What is being asked | Report all lines from the entries below in which "lidí" appears.

Given entries |

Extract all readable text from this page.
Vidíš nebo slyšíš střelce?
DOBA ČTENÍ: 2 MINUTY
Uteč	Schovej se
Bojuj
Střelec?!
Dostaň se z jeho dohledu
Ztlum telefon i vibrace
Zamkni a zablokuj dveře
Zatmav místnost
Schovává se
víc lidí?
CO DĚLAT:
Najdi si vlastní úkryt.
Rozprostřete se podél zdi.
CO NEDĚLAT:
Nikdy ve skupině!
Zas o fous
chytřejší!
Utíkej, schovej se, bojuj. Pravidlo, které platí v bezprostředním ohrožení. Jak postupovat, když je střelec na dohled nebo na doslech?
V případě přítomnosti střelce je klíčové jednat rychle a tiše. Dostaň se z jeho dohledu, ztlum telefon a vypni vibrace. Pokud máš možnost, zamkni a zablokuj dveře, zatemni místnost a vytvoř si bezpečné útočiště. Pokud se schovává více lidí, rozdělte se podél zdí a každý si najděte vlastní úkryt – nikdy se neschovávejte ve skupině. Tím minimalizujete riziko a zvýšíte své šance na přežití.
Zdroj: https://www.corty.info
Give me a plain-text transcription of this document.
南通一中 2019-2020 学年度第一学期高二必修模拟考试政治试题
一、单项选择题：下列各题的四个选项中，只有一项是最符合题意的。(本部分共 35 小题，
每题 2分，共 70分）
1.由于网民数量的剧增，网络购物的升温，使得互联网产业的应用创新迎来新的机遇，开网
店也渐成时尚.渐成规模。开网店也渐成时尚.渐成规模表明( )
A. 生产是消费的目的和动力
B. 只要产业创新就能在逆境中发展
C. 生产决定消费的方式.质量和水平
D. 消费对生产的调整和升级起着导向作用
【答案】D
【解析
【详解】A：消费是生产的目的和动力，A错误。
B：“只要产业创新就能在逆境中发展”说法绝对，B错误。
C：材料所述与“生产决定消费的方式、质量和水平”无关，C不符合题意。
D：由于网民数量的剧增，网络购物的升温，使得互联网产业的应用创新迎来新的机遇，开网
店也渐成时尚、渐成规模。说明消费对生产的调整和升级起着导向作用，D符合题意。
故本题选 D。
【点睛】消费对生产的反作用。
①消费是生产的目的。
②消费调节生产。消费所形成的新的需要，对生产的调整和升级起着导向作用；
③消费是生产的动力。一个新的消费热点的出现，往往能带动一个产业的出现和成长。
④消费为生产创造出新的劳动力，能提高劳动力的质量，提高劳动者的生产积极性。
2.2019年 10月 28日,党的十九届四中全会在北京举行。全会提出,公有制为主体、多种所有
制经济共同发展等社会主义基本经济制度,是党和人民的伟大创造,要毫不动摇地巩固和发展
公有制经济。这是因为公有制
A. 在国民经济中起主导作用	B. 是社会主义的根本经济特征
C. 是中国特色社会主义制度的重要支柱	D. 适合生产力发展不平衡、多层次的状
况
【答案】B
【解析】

Final result |
víc lidí?
V případě přítomnosti střelce je klíčové jednat rychle a tiše. Dostaň se z jeho dohledu, ztlum telefon a vypni vibrace. Pokud máš možnost, zamkni a zablokuj dveře, zatemni místnost a vytvoř si bezpečné útočiště. Pokud se schovává více lidí, rozdělte se podél zdí a každý si najděte vlastní úkryt – nikdy se neschovávejte ve skupině. Tím minimalizujete riziko a zvýšíte své šance na přežití.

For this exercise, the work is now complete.